**DATA EXTRACT:**

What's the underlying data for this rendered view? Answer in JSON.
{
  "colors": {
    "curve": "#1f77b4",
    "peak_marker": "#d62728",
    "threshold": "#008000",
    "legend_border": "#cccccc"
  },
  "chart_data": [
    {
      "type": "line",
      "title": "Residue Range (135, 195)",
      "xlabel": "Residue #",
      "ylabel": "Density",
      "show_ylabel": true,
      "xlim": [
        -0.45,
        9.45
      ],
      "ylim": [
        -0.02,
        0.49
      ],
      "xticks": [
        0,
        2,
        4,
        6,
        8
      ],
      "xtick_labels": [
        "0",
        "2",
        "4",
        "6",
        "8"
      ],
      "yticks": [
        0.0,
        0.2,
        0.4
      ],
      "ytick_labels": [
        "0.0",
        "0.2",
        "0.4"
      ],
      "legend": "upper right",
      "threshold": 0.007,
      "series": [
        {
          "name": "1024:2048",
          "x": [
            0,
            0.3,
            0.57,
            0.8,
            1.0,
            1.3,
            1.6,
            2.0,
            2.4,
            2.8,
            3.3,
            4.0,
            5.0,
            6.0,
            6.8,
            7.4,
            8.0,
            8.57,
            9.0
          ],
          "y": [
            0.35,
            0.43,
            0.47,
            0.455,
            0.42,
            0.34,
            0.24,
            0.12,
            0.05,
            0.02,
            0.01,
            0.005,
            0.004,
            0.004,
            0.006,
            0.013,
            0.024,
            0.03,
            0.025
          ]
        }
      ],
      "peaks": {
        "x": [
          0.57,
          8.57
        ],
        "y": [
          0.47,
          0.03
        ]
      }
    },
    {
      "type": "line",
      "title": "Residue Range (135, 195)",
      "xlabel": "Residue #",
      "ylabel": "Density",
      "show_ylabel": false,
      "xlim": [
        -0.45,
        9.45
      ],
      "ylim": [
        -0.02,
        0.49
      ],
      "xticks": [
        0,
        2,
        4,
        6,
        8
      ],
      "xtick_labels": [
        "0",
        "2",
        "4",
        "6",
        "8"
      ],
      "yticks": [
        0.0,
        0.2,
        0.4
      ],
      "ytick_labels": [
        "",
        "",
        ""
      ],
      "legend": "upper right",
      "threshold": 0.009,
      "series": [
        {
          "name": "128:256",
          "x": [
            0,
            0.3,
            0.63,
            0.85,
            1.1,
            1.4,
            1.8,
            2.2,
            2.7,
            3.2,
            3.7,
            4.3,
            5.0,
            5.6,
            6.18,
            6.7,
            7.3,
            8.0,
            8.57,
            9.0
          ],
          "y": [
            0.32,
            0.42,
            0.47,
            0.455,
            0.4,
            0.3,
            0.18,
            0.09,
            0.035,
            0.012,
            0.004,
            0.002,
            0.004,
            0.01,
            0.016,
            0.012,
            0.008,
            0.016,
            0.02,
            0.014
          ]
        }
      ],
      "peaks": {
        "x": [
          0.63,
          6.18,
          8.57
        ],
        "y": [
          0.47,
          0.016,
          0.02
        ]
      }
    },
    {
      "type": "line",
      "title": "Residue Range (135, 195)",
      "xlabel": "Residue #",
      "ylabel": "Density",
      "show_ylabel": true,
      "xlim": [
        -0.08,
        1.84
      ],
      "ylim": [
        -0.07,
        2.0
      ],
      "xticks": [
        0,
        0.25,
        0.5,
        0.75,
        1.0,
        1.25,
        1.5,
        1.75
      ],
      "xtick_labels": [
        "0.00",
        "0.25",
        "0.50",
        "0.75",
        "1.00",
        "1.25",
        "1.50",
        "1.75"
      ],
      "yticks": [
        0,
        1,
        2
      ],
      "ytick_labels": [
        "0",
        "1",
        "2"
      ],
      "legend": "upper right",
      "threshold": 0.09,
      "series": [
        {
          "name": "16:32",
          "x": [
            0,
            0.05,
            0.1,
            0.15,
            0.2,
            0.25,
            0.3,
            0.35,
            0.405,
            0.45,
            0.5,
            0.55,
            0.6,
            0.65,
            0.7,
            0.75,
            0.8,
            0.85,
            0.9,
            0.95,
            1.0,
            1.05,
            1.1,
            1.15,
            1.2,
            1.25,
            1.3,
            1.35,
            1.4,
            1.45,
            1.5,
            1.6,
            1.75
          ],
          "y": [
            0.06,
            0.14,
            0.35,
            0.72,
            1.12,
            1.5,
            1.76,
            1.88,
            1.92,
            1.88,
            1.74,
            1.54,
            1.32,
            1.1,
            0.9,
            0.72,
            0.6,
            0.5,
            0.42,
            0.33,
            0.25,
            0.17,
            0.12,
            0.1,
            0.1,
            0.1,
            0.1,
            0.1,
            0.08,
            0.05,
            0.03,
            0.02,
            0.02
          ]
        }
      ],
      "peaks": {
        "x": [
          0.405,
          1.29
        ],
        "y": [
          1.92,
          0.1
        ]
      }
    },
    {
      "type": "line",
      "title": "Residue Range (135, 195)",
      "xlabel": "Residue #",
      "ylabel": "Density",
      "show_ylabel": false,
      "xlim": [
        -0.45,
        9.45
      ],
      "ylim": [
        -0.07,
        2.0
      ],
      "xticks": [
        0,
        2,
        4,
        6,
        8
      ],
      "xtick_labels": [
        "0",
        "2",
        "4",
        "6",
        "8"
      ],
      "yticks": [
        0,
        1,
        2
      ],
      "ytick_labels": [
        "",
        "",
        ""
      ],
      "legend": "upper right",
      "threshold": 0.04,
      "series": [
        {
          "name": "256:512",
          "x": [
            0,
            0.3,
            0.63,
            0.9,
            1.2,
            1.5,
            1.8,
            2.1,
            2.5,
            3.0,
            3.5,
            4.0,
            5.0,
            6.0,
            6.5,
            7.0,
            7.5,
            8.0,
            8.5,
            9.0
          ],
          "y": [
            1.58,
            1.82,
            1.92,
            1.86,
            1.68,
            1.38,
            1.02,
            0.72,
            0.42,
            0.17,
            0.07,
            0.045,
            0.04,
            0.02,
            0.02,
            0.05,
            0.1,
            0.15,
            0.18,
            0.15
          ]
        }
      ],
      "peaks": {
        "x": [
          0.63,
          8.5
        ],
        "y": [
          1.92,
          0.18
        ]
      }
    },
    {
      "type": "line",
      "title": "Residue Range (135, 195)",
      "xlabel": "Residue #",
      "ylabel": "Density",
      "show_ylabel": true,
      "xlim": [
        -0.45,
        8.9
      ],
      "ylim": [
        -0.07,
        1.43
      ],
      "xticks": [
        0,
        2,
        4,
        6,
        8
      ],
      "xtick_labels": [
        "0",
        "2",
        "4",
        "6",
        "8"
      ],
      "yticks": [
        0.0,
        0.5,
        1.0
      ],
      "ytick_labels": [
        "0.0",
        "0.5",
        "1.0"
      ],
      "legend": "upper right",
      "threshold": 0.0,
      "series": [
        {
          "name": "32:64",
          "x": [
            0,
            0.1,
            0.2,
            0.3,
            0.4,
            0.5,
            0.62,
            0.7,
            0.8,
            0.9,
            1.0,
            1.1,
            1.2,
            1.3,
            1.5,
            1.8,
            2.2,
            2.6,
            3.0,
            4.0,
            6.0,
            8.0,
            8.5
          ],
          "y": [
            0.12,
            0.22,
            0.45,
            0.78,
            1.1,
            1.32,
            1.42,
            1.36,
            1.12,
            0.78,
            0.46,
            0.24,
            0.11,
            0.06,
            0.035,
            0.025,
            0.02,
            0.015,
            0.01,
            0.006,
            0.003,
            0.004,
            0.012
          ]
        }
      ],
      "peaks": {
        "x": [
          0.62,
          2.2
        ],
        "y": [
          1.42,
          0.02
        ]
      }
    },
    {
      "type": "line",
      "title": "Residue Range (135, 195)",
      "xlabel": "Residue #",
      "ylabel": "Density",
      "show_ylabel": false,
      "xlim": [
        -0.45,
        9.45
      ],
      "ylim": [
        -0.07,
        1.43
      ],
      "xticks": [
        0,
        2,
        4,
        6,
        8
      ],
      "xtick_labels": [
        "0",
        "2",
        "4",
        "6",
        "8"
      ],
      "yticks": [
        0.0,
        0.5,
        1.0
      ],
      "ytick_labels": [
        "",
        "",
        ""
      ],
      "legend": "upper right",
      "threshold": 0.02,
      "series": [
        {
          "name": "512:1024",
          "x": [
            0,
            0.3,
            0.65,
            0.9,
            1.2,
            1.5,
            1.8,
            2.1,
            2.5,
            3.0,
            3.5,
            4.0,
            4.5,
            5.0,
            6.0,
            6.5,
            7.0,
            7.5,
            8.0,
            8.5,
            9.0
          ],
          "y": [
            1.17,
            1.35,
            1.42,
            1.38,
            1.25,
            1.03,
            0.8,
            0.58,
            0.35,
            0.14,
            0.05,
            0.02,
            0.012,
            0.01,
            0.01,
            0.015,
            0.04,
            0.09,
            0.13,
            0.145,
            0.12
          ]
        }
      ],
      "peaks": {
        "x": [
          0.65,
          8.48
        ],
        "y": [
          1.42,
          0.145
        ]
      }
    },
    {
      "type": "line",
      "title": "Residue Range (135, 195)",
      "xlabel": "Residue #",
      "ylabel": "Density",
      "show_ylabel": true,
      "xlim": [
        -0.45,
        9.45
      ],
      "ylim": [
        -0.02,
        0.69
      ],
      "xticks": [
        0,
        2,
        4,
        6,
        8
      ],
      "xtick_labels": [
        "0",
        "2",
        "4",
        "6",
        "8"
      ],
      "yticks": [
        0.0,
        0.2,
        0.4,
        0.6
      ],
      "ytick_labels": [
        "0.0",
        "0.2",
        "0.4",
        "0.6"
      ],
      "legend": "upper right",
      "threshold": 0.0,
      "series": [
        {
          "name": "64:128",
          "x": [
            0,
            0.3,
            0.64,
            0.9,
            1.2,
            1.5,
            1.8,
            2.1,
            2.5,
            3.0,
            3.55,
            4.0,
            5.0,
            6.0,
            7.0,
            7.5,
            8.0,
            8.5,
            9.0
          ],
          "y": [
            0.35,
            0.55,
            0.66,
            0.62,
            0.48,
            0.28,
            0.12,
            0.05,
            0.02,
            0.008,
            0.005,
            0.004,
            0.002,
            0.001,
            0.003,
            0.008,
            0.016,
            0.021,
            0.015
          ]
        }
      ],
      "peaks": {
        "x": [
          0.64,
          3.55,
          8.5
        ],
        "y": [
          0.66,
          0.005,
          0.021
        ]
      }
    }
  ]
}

**EXERCISE GOAL:** Identify the lines that contain the string "name", and copy every one of them.

**RESPONSE:**
          "name": "1024:2048",
          "name": "128:256",
          "name": "16:32",
          "name": "256:512",
          "name": "32:64",
          "name": "512:1024",
          "name": "64:128",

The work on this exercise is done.